### THE EXERCISE
Pick out the lines below with "satisfaction" and list them.
━━━━━ RECORDS SHOWN
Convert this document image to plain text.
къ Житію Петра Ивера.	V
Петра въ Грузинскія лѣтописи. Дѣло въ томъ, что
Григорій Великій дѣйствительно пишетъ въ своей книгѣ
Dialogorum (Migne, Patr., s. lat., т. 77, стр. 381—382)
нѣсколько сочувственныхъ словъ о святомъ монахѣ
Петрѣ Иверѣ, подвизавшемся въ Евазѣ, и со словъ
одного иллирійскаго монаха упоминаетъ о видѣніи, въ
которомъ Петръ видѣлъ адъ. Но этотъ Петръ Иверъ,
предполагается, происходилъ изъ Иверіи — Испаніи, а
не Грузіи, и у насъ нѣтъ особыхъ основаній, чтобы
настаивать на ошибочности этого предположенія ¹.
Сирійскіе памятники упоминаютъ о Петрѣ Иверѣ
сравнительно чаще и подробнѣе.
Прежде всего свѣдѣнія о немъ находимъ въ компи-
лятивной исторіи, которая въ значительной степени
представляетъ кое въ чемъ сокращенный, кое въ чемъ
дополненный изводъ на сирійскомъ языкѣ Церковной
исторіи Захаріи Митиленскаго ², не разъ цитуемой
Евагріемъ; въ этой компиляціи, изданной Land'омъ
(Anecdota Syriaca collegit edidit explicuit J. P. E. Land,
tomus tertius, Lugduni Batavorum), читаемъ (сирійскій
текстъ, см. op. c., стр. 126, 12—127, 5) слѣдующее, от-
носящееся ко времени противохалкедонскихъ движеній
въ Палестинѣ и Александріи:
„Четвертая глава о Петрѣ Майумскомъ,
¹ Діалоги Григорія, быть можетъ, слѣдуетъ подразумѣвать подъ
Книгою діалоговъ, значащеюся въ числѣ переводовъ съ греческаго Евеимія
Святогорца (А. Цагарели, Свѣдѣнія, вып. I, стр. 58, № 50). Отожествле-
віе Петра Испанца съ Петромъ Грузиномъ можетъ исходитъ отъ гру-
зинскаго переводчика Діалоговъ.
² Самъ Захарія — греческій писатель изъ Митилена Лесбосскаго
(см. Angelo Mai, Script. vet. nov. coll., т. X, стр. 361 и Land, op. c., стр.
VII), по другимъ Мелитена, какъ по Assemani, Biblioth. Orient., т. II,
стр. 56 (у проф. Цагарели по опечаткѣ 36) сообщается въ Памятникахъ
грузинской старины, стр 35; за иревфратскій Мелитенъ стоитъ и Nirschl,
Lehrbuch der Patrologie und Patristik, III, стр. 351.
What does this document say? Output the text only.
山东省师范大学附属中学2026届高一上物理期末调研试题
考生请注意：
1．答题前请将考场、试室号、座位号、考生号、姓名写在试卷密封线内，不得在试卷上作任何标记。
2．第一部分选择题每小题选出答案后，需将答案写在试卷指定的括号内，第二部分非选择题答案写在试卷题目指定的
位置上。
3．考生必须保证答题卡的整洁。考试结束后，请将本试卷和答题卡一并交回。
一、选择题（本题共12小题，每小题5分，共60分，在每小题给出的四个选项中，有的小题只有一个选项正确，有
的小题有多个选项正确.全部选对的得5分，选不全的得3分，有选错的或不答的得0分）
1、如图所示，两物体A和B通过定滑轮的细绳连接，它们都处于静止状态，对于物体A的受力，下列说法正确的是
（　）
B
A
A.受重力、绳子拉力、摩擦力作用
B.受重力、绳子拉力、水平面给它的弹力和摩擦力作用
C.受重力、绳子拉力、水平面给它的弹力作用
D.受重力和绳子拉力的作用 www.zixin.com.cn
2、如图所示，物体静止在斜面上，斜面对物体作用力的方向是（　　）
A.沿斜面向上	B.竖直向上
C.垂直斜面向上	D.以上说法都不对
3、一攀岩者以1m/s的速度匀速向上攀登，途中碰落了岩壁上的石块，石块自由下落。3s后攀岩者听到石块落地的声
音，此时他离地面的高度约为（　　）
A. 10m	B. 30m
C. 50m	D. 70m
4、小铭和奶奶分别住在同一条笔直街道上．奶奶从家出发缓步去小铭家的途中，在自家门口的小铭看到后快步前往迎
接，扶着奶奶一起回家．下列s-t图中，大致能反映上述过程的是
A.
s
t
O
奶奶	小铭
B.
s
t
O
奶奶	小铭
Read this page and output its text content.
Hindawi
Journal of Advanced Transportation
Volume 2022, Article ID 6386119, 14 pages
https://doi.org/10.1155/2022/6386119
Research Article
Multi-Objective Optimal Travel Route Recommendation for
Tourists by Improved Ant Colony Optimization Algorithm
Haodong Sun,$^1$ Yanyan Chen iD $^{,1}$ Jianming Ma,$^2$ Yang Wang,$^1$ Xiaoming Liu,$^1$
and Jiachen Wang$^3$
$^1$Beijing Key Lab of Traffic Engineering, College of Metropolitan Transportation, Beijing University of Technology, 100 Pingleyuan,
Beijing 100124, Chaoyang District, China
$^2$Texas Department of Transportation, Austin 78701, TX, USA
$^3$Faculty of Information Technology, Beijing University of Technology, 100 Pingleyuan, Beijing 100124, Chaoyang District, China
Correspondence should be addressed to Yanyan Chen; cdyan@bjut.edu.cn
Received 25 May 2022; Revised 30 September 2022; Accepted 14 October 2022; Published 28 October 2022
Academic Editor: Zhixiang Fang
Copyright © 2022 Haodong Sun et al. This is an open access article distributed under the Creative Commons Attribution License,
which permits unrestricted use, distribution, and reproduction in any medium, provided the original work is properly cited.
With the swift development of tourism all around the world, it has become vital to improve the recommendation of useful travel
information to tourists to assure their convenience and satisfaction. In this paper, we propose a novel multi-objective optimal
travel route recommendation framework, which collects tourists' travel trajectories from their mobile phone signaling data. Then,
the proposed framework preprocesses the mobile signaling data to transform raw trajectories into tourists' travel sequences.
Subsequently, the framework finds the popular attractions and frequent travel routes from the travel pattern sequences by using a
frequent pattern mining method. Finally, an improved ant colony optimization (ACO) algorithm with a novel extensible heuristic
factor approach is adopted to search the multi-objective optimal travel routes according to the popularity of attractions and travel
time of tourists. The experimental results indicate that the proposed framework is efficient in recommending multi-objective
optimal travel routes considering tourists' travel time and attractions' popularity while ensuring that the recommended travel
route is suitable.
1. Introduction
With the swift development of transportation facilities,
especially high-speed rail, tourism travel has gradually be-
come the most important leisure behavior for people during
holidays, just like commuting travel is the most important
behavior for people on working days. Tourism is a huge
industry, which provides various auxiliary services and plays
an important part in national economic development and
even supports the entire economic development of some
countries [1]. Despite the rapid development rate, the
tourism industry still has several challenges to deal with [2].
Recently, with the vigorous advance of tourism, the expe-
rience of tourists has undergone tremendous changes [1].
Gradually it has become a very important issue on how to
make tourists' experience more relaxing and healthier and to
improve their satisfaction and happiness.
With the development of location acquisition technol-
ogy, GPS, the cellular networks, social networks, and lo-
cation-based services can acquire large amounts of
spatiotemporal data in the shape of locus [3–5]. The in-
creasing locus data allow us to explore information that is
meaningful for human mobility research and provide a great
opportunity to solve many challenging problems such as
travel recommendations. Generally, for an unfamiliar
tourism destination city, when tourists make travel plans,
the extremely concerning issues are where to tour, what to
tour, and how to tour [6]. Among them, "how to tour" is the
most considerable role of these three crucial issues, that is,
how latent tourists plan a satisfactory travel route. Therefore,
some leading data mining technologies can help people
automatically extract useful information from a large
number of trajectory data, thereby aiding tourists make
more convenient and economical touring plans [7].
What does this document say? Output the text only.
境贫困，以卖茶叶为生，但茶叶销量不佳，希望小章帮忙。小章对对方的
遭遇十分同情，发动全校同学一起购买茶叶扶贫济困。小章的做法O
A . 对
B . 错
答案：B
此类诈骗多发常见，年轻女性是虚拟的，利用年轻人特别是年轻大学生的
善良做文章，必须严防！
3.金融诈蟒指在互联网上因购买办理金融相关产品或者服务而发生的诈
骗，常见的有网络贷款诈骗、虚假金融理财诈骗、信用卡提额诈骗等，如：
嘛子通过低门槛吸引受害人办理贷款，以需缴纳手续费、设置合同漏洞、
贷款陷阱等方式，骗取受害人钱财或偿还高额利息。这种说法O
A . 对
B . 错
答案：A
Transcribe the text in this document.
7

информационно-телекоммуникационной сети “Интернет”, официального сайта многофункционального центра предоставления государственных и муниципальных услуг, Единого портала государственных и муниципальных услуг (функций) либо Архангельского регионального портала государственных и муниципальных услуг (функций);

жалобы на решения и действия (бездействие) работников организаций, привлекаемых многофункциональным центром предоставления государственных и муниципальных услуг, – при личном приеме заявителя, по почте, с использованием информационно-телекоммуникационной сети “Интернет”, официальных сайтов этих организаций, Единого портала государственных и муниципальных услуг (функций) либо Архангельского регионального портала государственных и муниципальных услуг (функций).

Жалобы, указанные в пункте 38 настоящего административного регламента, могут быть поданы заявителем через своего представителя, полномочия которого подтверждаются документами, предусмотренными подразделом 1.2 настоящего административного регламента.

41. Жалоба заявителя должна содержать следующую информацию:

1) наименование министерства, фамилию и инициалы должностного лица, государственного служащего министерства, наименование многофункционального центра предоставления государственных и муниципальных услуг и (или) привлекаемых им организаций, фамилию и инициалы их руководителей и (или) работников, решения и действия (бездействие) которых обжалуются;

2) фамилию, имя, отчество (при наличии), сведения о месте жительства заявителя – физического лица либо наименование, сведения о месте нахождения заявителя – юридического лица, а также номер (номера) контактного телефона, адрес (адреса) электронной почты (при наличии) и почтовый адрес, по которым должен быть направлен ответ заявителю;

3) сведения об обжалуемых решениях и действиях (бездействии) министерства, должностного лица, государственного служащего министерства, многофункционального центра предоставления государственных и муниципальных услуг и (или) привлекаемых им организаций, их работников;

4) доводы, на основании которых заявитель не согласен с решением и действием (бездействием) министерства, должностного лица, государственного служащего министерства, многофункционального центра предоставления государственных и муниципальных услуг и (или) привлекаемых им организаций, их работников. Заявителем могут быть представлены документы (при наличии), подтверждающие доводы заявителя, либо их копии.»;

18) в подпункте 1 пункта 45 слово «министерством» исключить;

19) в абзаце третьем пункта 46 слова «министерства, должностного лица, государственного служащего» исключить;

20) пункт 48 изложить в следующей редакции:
━━━━━━━━━━
### WRITTEN ANSWER
information to tourists to assure their convenience and satisfaction. In this paper, we propose a novel multi-objective optimal
improve their satisfaction and happiness.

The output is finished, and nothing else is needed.